== Directive ==
Read the data and repeat it in full, exactly.

== Working data ==
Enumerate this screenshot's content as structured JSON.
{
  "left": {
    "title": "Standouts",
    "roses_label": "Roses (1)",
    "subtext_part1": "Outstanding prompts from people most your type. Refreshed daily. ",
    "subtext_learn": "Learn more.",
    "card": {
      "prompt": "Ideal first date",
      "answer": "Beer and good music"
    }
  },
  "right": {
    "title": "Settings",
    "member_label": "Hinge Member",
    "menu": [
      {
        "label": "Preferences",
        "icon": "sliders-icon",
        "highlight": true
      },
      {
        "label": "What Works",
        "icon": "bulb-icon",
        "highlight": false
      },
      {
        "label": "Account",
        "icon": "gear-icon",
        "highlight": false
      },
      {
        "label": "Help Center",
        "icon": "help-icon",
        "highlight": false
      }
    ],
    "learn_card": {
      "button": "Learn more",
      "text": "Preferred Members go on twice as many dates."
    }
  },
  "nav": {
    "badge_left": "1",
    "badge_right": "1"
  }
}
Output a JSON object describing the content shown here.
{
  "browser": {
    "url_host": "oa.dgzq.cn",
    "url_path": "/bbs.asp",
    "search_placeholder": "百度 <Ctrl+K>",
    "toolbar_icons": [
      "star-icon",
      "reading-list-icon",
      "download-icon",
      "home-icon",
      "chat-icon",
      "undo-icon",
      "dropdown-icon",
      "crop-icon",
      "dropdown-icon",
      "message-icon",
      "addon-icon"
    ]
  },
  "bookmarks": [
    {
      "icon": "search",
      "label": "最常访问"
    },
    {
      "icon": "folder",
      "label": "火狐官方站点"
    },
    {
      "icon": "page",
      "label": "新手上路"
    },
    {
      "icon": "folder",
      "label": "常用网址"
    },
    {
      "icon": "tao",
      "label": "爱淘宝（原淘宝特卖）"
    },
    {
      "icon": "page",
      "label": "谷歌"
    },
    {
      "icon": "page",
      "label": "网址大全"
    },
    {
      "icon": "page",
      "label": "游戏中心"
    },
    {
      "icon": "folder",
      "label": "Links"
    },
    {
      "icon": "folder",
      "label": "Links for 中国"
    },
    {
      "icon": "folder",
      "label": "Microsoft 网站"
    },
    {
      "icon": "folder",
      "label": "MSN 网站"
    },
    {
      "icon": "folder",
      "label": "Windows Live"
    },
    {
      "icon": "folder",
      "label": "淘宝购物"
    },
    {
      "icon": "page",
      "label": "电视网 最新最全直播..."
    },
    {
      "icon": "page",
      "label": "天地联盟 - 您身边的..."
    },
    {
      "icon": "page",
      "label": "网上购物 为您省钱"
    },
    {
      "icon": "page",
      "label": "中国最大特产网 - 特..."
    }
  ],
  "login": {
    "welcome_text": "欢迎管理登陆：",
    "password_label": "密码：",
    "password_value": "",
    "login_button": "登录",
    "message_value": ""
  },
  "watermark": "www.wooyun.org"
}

== Problem solution ==
Enumerate this screenshot's content as structured JSON.
{
  "left": {
    "title": "Standouts",
    "roses_label": "Roses (1)",
    "subtext_part1": "Outstanding prompts from people most your type. Refreshed daily. ",
    "subtext_learn": "Learn more.",
    "card": {
      "prompt": "Ideal first date",
      "answer": "Beer and good music"
    }
  },
  "right": {
    "title": "Settings",
    "member_label": "Hinge Member",
    "menu": [
      {
        "label": "Preferences",
        "icon": "sliders-icon",
        "highlight": true
      },
      {
        "label": "What Works",
        "icon": "bulb-icon",
        "highlight": false
      },
      {
        "label": "Account",
        "icon": "gear-icon",
        "highlight": false
      },
      {
        "label": "Help Center",
        "icon": "help-icon",
        "highlight": false
      }
    ],
    "learn_card": {
      "button": "Learn more",
      "text": "Preferred Members go on twice as many dates."
    }
  },
  "nav": {
    "badge_left": "1",
    "badge_right": "1"
  }
}
Output a JSON object describing the content shown here.
{
  "browser": {
    "url_host": "oa.dgzq.cn",
    "url_path": "/bbs.asp",
    "search_placeholder": "百度 <Ctrl+K>",
    "toolbar_icons": [
      "star-icon",
      "reading-list-icon",
      "download-icon",
      "home-icon",
      "chat-icon",
      "undo-icon",
      "dropdown-icon",
      "crop-icon",
      "dropdown-icon",
      "message-icon",
      "addon-icon"
    ]
  },
  "bookmarks": [
    {
      "icon": "search",
      "label": "最常访问"
    },
    {
      "icon": "folder",
      "label": "火狐官方站点"
    },
    {
      "icon": "page",
      "label": "新手上路"
    },
    {
      "icon": "folder",
      "label": "常用网址"
    },
    {
      "icon": "tao",
      "label": "爱淘宝（原淘宝特卖）"
    },
    {
      "icon": "page",
      "label": "谷歌"
    },
    {
      "icon": "page",
      "label": "网址大全"
    },
    {
      "icon": "page",
      "label": "游戏中心"
    },
    {
      "icon": "folder",
      "label": "Links"
    },
    {
      "icon": "folder",
      "label": "Links for 中国"
    },
    {
      "icon": "folder",
      "label": "Microsoft 网站"
    },
    {
      "icon": "folder",
      "label": "MSN 网站"
    },
    {
      "icon": "folder",
      "label": "Windows Live"
    },
    {
      "icon": "folder",
      "label": "淘宝购物"
    },
    {
      "icon": "page",
      "label": "电视网 最新最全直播..."
    },
    {
      "icon": "page",
      "label": "天地联盟 - 您身边的..."
    },
    {
      "icon": "page",
      "label": "网上购物 为您省钱"
    },
    {
      "icon": "page",
      "label": "中国最大特产网 - 特..."
    }
  ],
  "login": {
    "welcome_text": "欢迎管理登陆：",
    "password_label": "密码：",
    "password_value": "",
    "login_button": "登录",
    "message_value": ""
  },
  "watermark": "www.wooyun.org"
}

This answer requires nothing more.